• Set exercise:
Wherever a line holds the word "Snap", copy that line out.

• Dataset:
----

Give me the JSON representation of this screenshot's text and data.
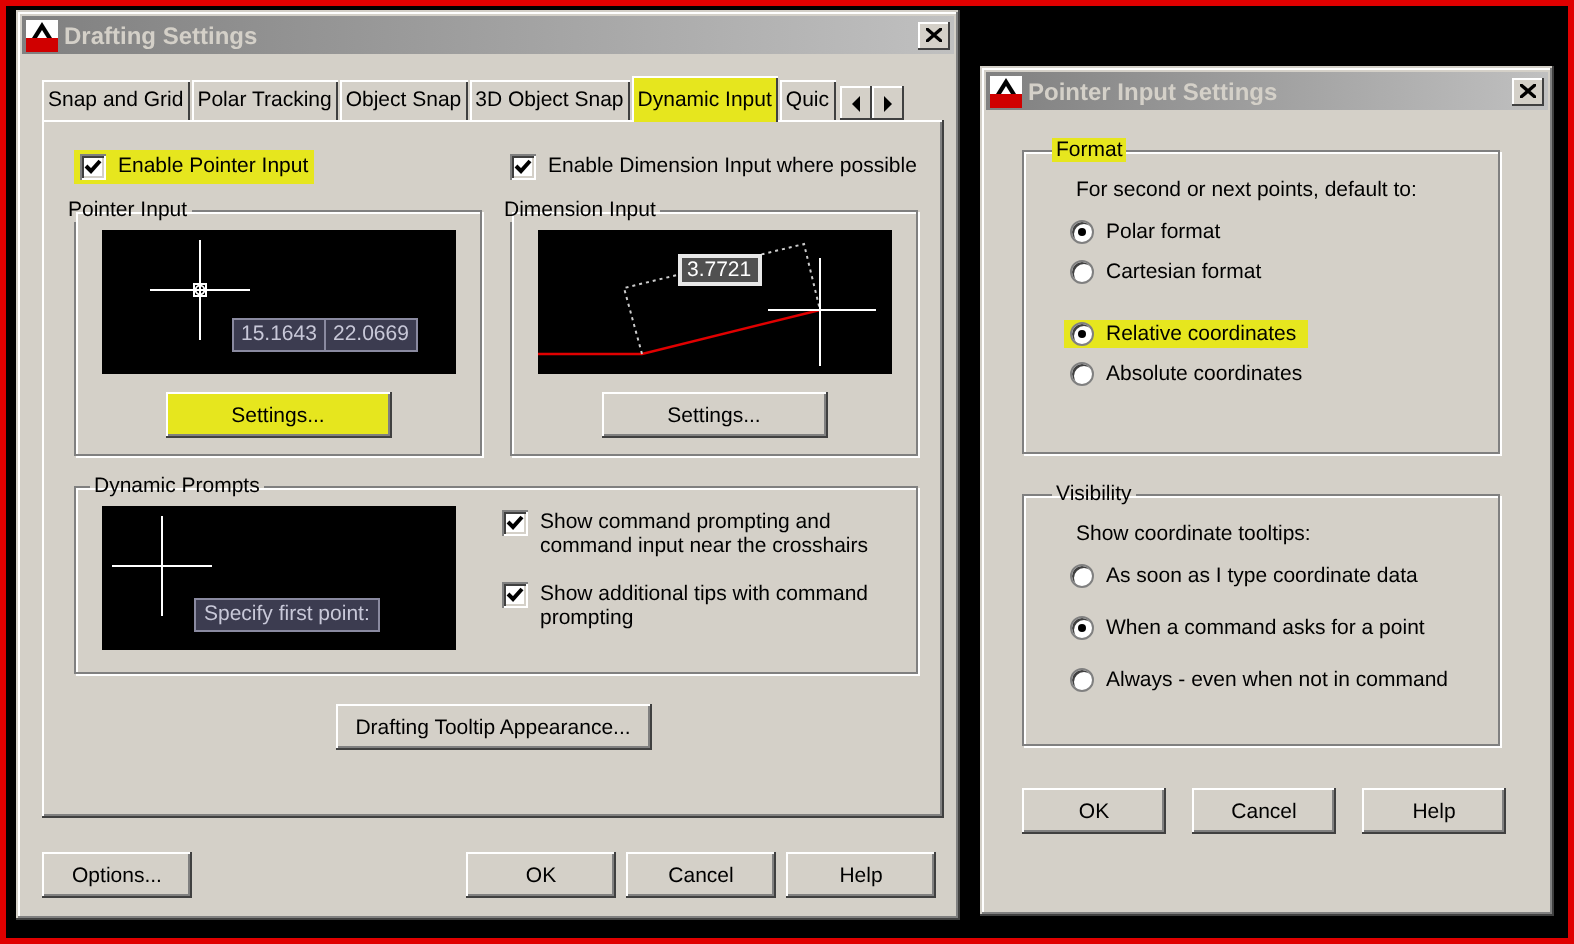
{
  "drafting_settings": {
    "title": "Drafting Settings",
    "tabs": [
      {
        "label": "Snap and Grid",
        "selected": false,
        "highlighted": false
      },
      {
        "label": "Polar Tracking",
        "selected": false,
        "highlighted": false
      },
      {
        "label": "Object Snap",
        "selected": false,
        "highlighted": false
      },
      {
        "label": "3D Object Snap",
        "selected": false,
        "highlighted": false
      },
      {
        "label": "Dynamic Input",
        "selected": true,
        "highlighted": true
      },
      {
        "label": "Quic",
        "selected": false,
        "highlighted": false
      }
    ],
    "options": [
      {
        "label": "Enable Pointer Input",
        "checked": true,
        "highlighted": true
      },
      {
        "label": "Enable Dimension Input where possible",
        "checked": true,
        "highlighted": false
      }
    ],
    "pointer_input": {
      "title": "Pointer Input",
      "tooltips": [
        "15.1643",
        "22.0669"
      ],
      "settings_button": {
        "label": "Settings...",
        "highlighted": true
      }
    },
    "dimension_input": {
      "title": "Dimension Input",
      "tooltip": "3.7721",
      "settings_button": {
        "label": "Settings...",
        "highlighted": false
      }
    },
    "dynamic_prompts": {
      "title": "Dynamic Prompts",
      "tooltip": "Specify first point:",
      "options": [
        {
          "label": "Show command prompting and command input near the crosshairs",
          "checked": true
        },
        {
          "label": "Show additional tips with command prompting",
          "checked": true
        }
      ]
    },
    "appearance_button": "Drafting Tooltip Appearance...",
    "buttons": [
      "Options...",
      "OK",
      "Cancel",
      "Help"
    ]
  },
  "pointer_input_settings": {
    "title": "Pointer Input Settings",
    "format": {
      "title": "Format",
      "highlighted": true,
      "prompt": "For second or next points, default to:",
      "radio_groups": [
        {
          "options": [
            {
              "label": "Polar format",
              "selected": true,
              "highlighted": false
            },
            {
              "label": "Cartesian format",
              "selected": false,
              "highlighted": false
            }
          ]
        },
        {
          "options": [
            {
              "label": "Relative coordinates",
              "selected": true,
              "highlighted": true
            },
            {
              "label": "Absolute coordinates",
              "selected": false,
              "highlighted": false
            }
          ]
        }
      ]
    },
    "visibility": {
      "title": "Visibility",
      "prompt": "Show coordinate tooltips:",
      "options": [
        {
          "label": "As soon as I type coordinate data",
          "selected": false,
          "highlighted": false
        },
        {
          "label": "When a command asks for a point",
          "selected": true,
          "highlighted": false
        },
        {
          "label": "Always - even when not in command",
          "selected": false,
          "highlighted": false
        }
      ]
    },
    "buttons": [
      "OK",
      "Cancel",
      "Help"
    ]
  }
}
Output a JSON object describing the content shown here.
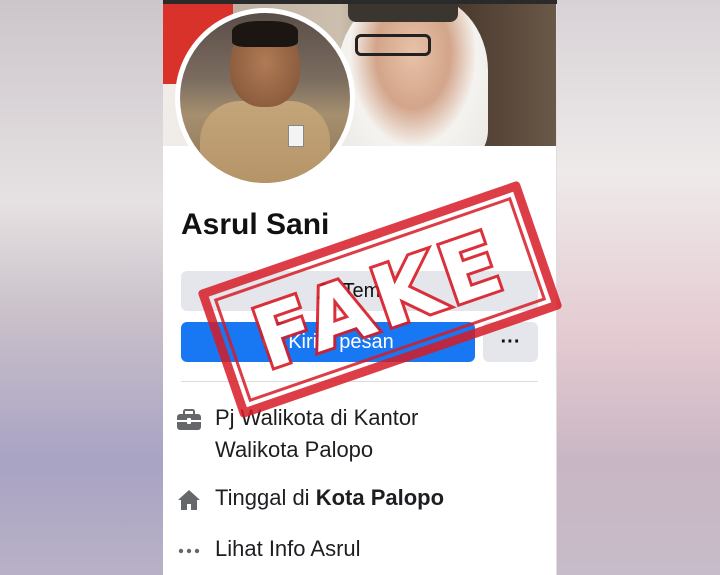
{
  "profile": {
    "name": "Asrul Sani"
  },
  "actions": {
    "friend_label": "Teman",
    "message_label": "Kirim pesan",
    "more_label": "···"
  },
  "info": [
    {
      "icon": "briefcase-icon",
      "line1": "Pj Walikota di Kantor",
      "line2": "Walikota Palopo"
    },
    {
      "icon": "home-icon",
      "prefix": "Tinggal di ",
      "bold": "Kota Palopo"
    },
    {
      "icon": "more-dots-icon",
      "text": "Lihat Info Asrul"
    }
  ],
  "stamp": {
    "text": "FAKE"
  },
  "colors": {
    "accent": "#1877f2",
    "stamp": "#d71b26",
    "button_gray": "#e4e6eb"
  }
}
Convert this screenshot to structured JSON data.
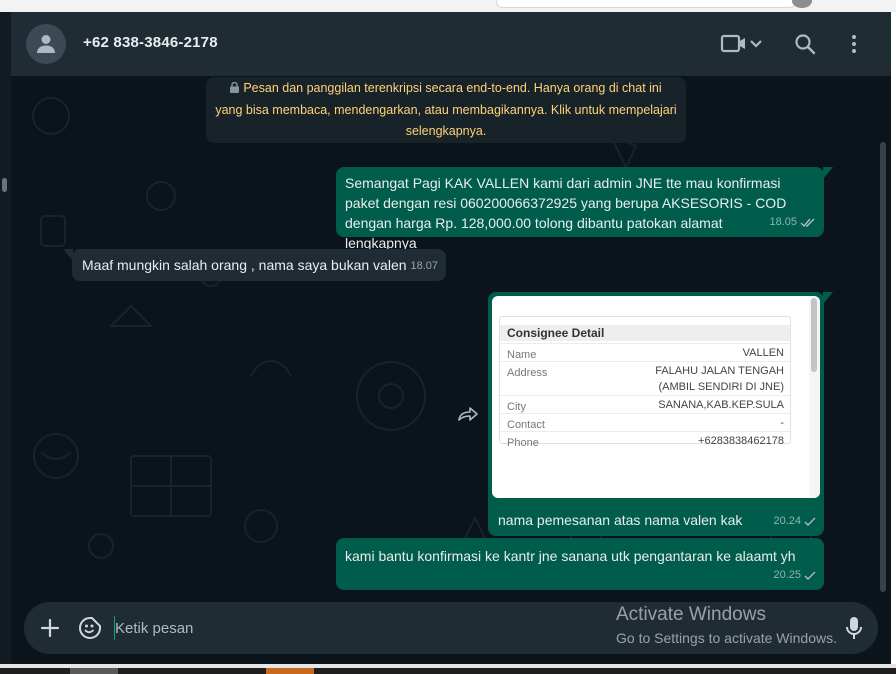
{
  "window": {
    "contact_name": "+62 838-3846-2178"
  },
  "encryption_notice": {
    "line1": "Pesan dan panggilan terenkripsi secara end-to-end. Hanya orang di chat ini",
    "line2": "yang bisa membaca, mendengarkan, atau membagikannya. Klik untuk mempelajari",
    "line3": "selengkapnya."
  },
  "messages": [
    {
      "direction": "out",
      "text": "Semangat Pagi KAK VALLEN kami dari admin JNE tte mau konfirmasi paket dengan resi 060200066372925 yang berupa AKSESORIS - COD dengan harga Rp. 128,000.00 tolong dibantu patokan alamat lengkapnya",
      "time": "18.05"
    },
    {
      "direction": "in",
      "text": "Maaf mungkin salah orang , nama saya bukan valen",
      "time": "18.07"
    },
    {
      "direction": "out",
      "caption": "nama pemesanan atas nama valen kak",
      "time": "20.24"
    },
    {
      "direction": "out",
      "text": "kami bantu konfirmasi ke kantr jne sanana utk pengantaran ke alaamt yh",
      "time": "20.25"
    }
  ],
  "consignee": {
    "title": "Consignee Detail",
    "rows": [
      {
        "key": "Name",
        "value": "VALLEN"
      },
      {
        "key": "Address",
        "value": "FALAHU JALAN TENGAH",
        "value2": "(AMBIL SENDIRI DI JNE)"
      },
      {
        "key": "City",
        "value": "SANANA,KAB.KEP.SULA"
      },
      {
        "key": "Contact",
        "value": "-"
      },
      {
        "key": "Phone",
        "value": "+6283838462178"
      }
    ]
  },
  "composer": {
    "placeholder": "Ketik pesan"
  },
  "watermark": {
    "line1": "Activate Windows",
    "line2": "Go to Settings to activate Windows."
  },
  "colors": {
    "header_bg": "#202c33",
    "chat_bg": "#0b141a",
    "outgoing_bubble": "#005c4b",
    "incoming_bubble": "#202c33",
    "notice_text": "#ffd279",
    "accent": "#00a884"
  }
}
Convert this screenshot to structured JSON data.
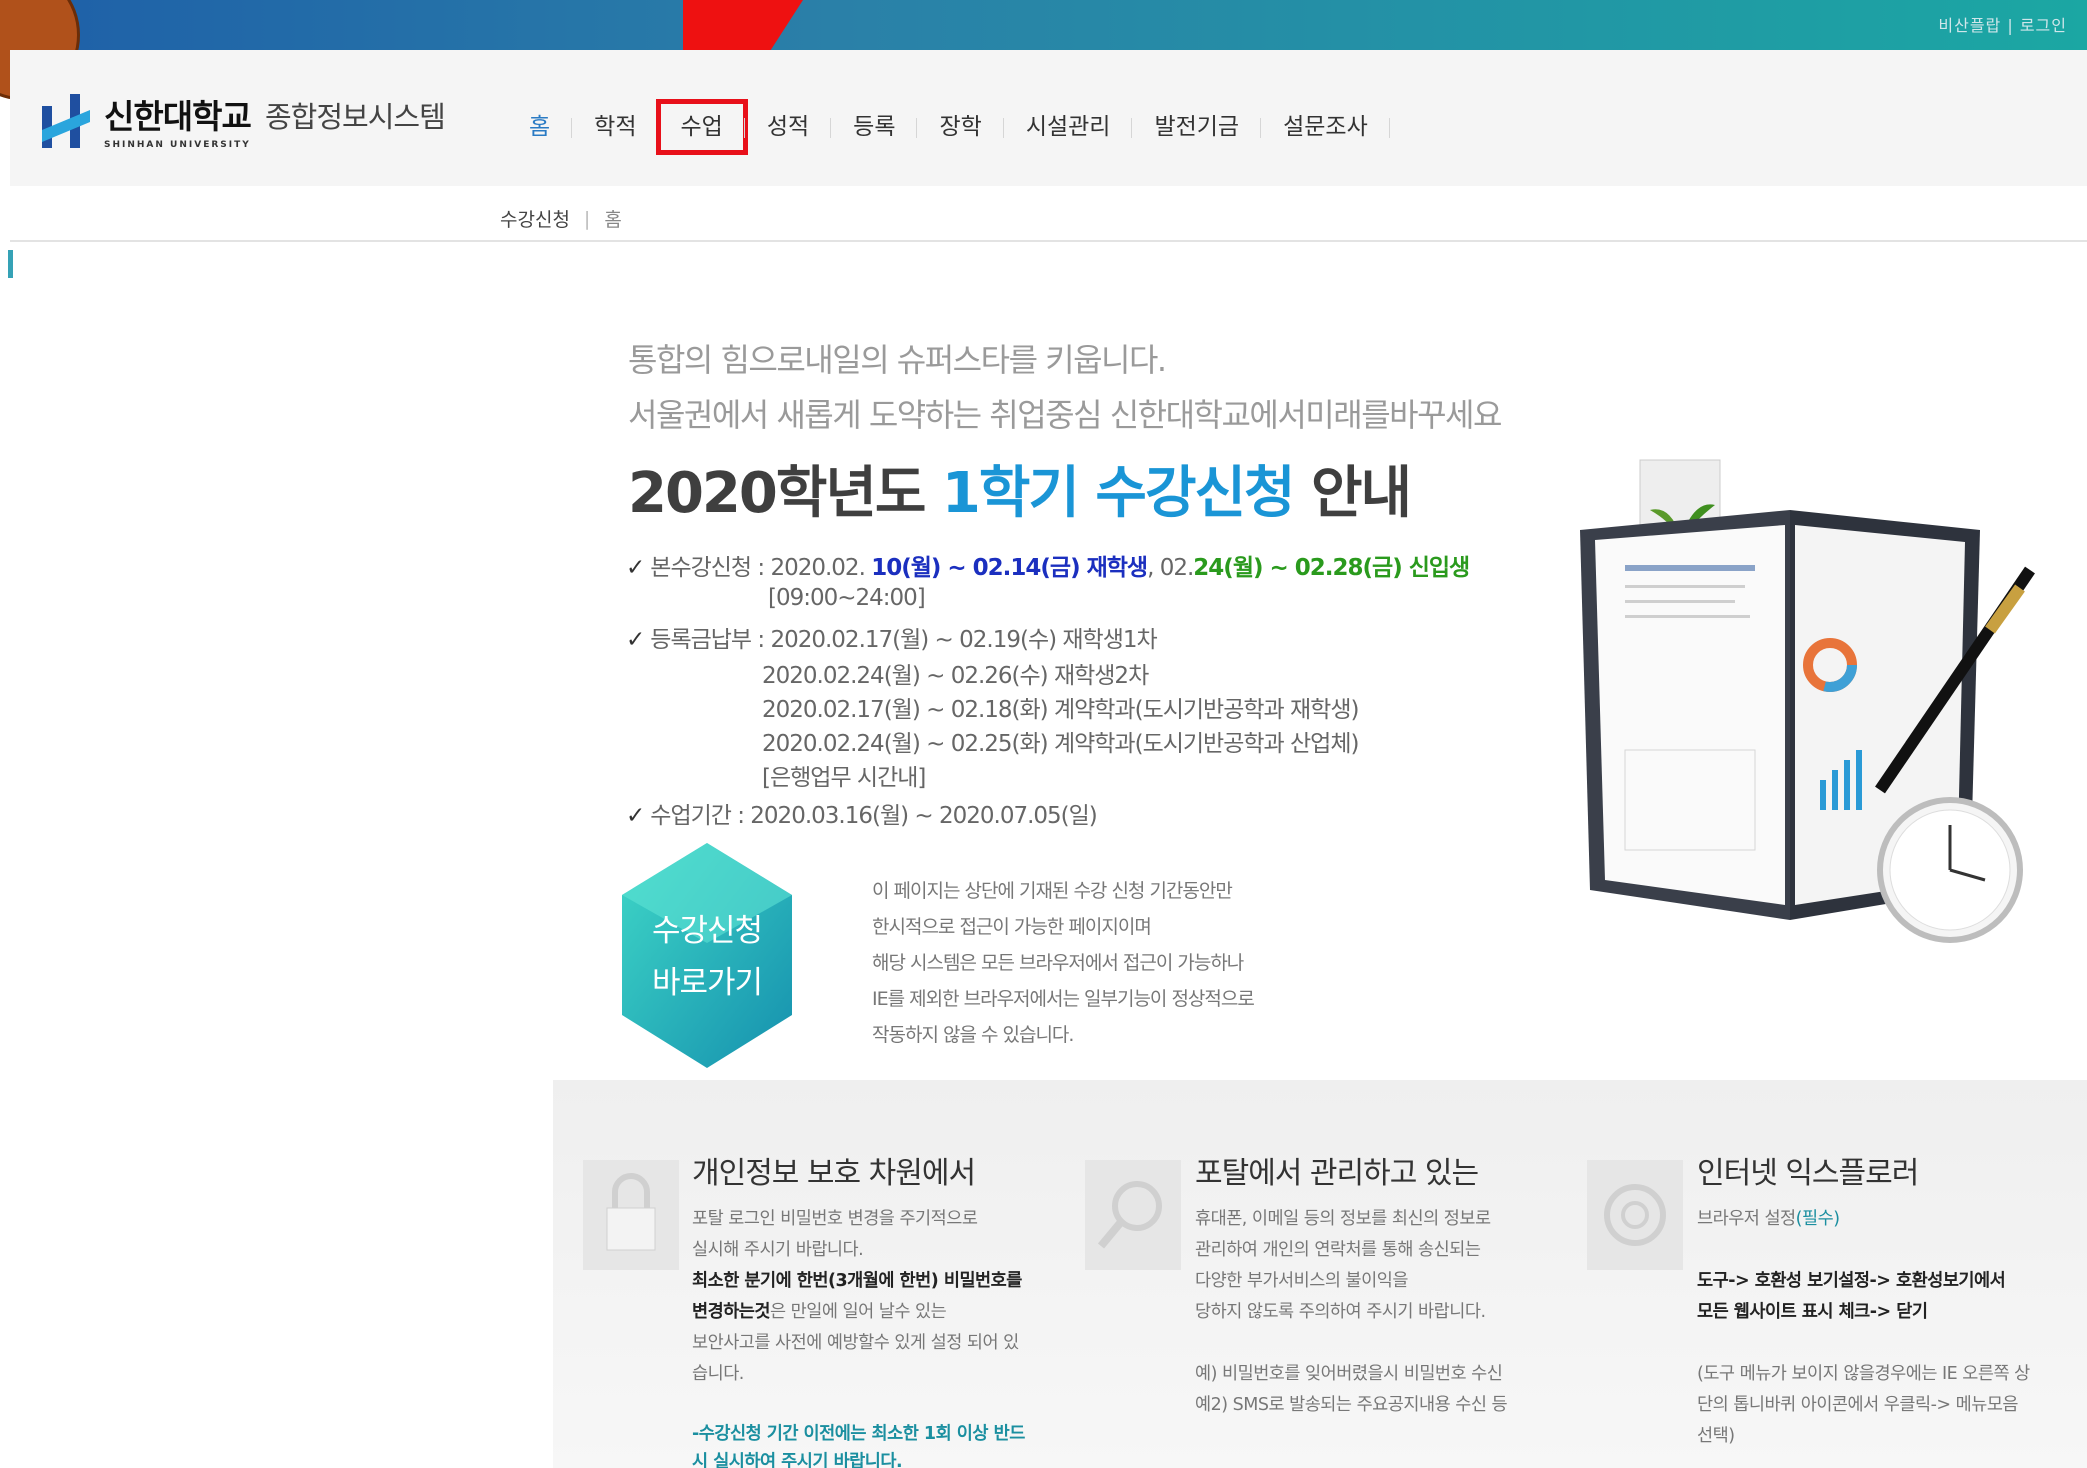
{
  "topbar": {
    "util_text": "비산플랍 | 로그인"
  },
  "header": {
    "logo_kr": "신한대학교",
    "logo_en": "SHINHAN UNIVERSITY",
    "system_name": "종합정보시스템",
    "nav": [
      "홈",
      "학적",
      "수업",
      "성적",
      "등록",
      "장학",
      "시설관리",
      "발전기금",
      "설문조사"
    ]
  },
  "breadcrumb": {
    "current": "수강신청",
    "sep": "|",
    "home": "홈"
  },
  "main": {
    "intro1": "통합의 힘으로내일의 슈퍼스타를 키웁니다.",
    "intro2": "서울권에서 새롭게 도약하는 취업중심 신한대학교에서미래를바꾸세요",
    "title_pre": "2020학년도",
    "title_blue": "1학기 수강신청",
    "title_post": "안내",
    "check": "✓",
    "enroll_label": "본수강신청 : 2020.02.",
    "enroll_blue": "10(월) ~ 02.14(금) 재학생",
    "enroll_mid": ", 02.",
    "enroll_green": "24(월) ~ 02.28(금) 신입생",
    "enroll_time": "[09:00~24:00]",
    "pay_label": "등록금납부 : 2020.02.17(월) ~ 02.19(수) 재학생1차",
    "pay_lines": [
      "2020.02.24(월) ~ 02.26(수) 재학생2차",
      "2020.02.17(월) ~ 02.18(화) 계약학과(도시기반공학과 재학생)",
      "2020.02.24(월) ~ 02.25(화) 계약학과(도시기반공학과 산업체)",
      "[은행업무 시간내]"
    ],
    "class_period": "수업기간 : 2020.03.16(월) ~ 2020.07.05(일)",
    "shortcut_line1": "수강신청",
    "shortcut_line2": "바로가기",
    "notice": [
      "이 페이지는 상단에 기재된 수강 신청 기간동안만",
      "한시적으로 접근이 가능한 페이지이며",
      "해당 시스템은 모든 브라우저에서 접근이 가능하나",
      "IE를 제외한 브라우저에서는 일부기능이 정상적으로",
      "작동하지 않을 수 있습니다."
    ]
  },
  "cards": [
    {
      "title": "개인정보 보호 차원에서",
      "line1": "포탈 로그인 비밀번호 변경을 주기적으로",
      "line2": "실시해 주시기 바랍니다.",
      "line3": "최소한 분기에 한번(3개월에 한번) 비밀번호를",
      "line4_bold": "변경하는것",
      "line4_rest": "은 만일에 일어 날수 있는",
      "line5": "보안사고를 사전에 예방할수 있게 설정 되어 있",
      "line6": "습니다.",
      "line7": "-수강신청 기간 이전에는 최소한 1회 이상 반드",
      "line8": "시 실시하여 주시기 바랍니다."
    },
    {
      "title": "포탈에서 관리하고 있는",
      "line1": "휴대폰, 이메일 등의 정보를 최신의 정보로",
      "line2": "관리하여 개인의 연락처를 통해 송신되는",
      "line3": "다양한 부가서비스의 불이익을",
      "line4": "당하지 않도록 주의하여 주시기 바랍니다.",
      "line5": "예) 비밀번호를 잊어버렸을시 비밀번호 수신",
      "line6": "예2) SMS로 발송되는 주요공지내용 수신 등"
    },
    {
      "title": "인터넷 익스플로러",
      "line1": "브라우저 설정",
      "line1_teal": "(필수)",
      "line2": "도구-> 호환성 보기설정-> 호환성보기에서",
      "line3": "모든 웹사이트 표시 체크-> 닫기",
      "line4": "(도구 메뉴가 보이지 않을경우에는 IE 오른쪽 상",
      "line5": "단의 톱니바퀴 아이콘에서 우클릭-> 메뉴모음",
      "line6": "선택)"
    }
  ],
  "colors": {
    "accent_blue": "#1a95d6",
    "highlight_red": "#e8101a",
    "teal": "#1ba7a3",
    "brown": "#b0511b"
  }
}
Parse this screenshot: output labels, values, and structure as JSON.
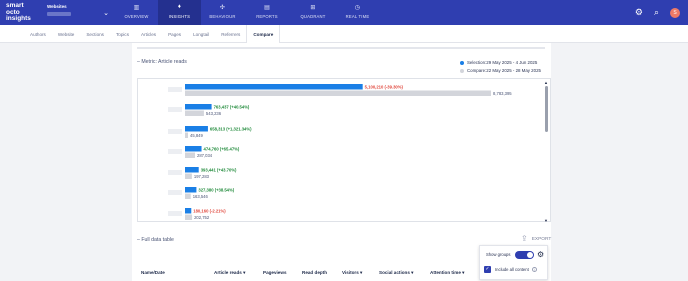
{
  "app": {
    "logo": [
      "smart",
      "octo",
      "insights"
    ],
    "site_label": "Websites"
  },
  "nav": [
    {
      "label": "OVERVIEW",
      "icon": "bar-chart-icon",
      "glyph": "▥"
    },
    {
      "label": "INSIGHTS",
      "icon": "bulb-icon",
      "glyph": "♦",
      "active": true
    },
    {
      "label": "BEHAVIOUR",
      "icon": "behaviour-icon",
      "glyph": "✣"
    },
    {
      "label": "REPORTS",
      "icon": "reports-icon",
      "glyph": "▤"
    },
    {
      "label": "QUADRANT",
      "icon": "quadrant-icon",
      "glyph": "⊞"
    },
    {
      "label": "REAL TIME",
      "icon": "realtime-icon",
      "glyph": "◷"
    }
  ],
  "nav_right": {
    "avatar_initial": "S"
  },
  "tabs": [
    "Authors",
    "Website",
    "Sections",
    "Topics",
    "Articles",
    "Pages",
    "Longtail",
    "Referrers",
    "Compare"
  ],
  "active_tab": "Compare",
  "metric_title": "– Metric: Article reads",
  "legend": {
    "selection": "Selection:29 May 2025 - 4 Jun 2025",
    "compare": "Compare:22 May 2025 - 28 May 2025"
  },
  "colors": {
    "selection": "#1a7fe6",
    "compare": "#d3d5db",
    "positive": "#1f8a3a",
    "negative": "#e0463b"
  },
  "chart_data": {
    "type": "bar",
    "orientation": "horizontal",
    "series": [
      {
        "name": "Selection",
        "values": [
          5100210,
          763437,
          658313,
          474760,
          393441,
          327380,
          180160
        ]
      },
      {
        "name": "Compare",
        "values": [
          8783395,
          543236,
          45849,
          287034,
          197283,
          163546,
          202752
        ]
      }
    ],
    "selection_labels": [
      "5,100,210 (-39.30%)",
      "763,437 (+40.54%)",
      "658,313 (+1,321.34%)",
      "474,760 (+65.47%)",
      "393,441 (+43.70%)",
      "327,380 (+38.54%)",
      "180,160 (-2.21%)"
    ],
    "compare_labels": [
      "8,783,395",
      "543,236",
      "45,849",
      "287,034",
      "197,283",
      "163,546",
      "202,752"
    ],
    "change_sign": [
      "neg",
      "pos",
      "pos",
      "pos",
      "pos",
      "pos",
      "neg"
    ],
    "xlim": [
      0,
      8783395
    ]
  },
  "full_table_title": "– Full data table",
  "export_label": "EXPORT",
  "popup": {
    "show_groups": "Show groups",
    "include_all": "Include all content"
  },
  "table_headers": [
    "Name/Date",
    "Article reads ▾",
    "Pageviews",
    "Read depth",
    "Visitors ▾",
    "Social actions ▾",
    "Attention time ▾"
  ]
}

----

• Finished answer:
        "label": "Snap and Grid",
        "label": "Object Snap",
        "label": "3D Object Snap",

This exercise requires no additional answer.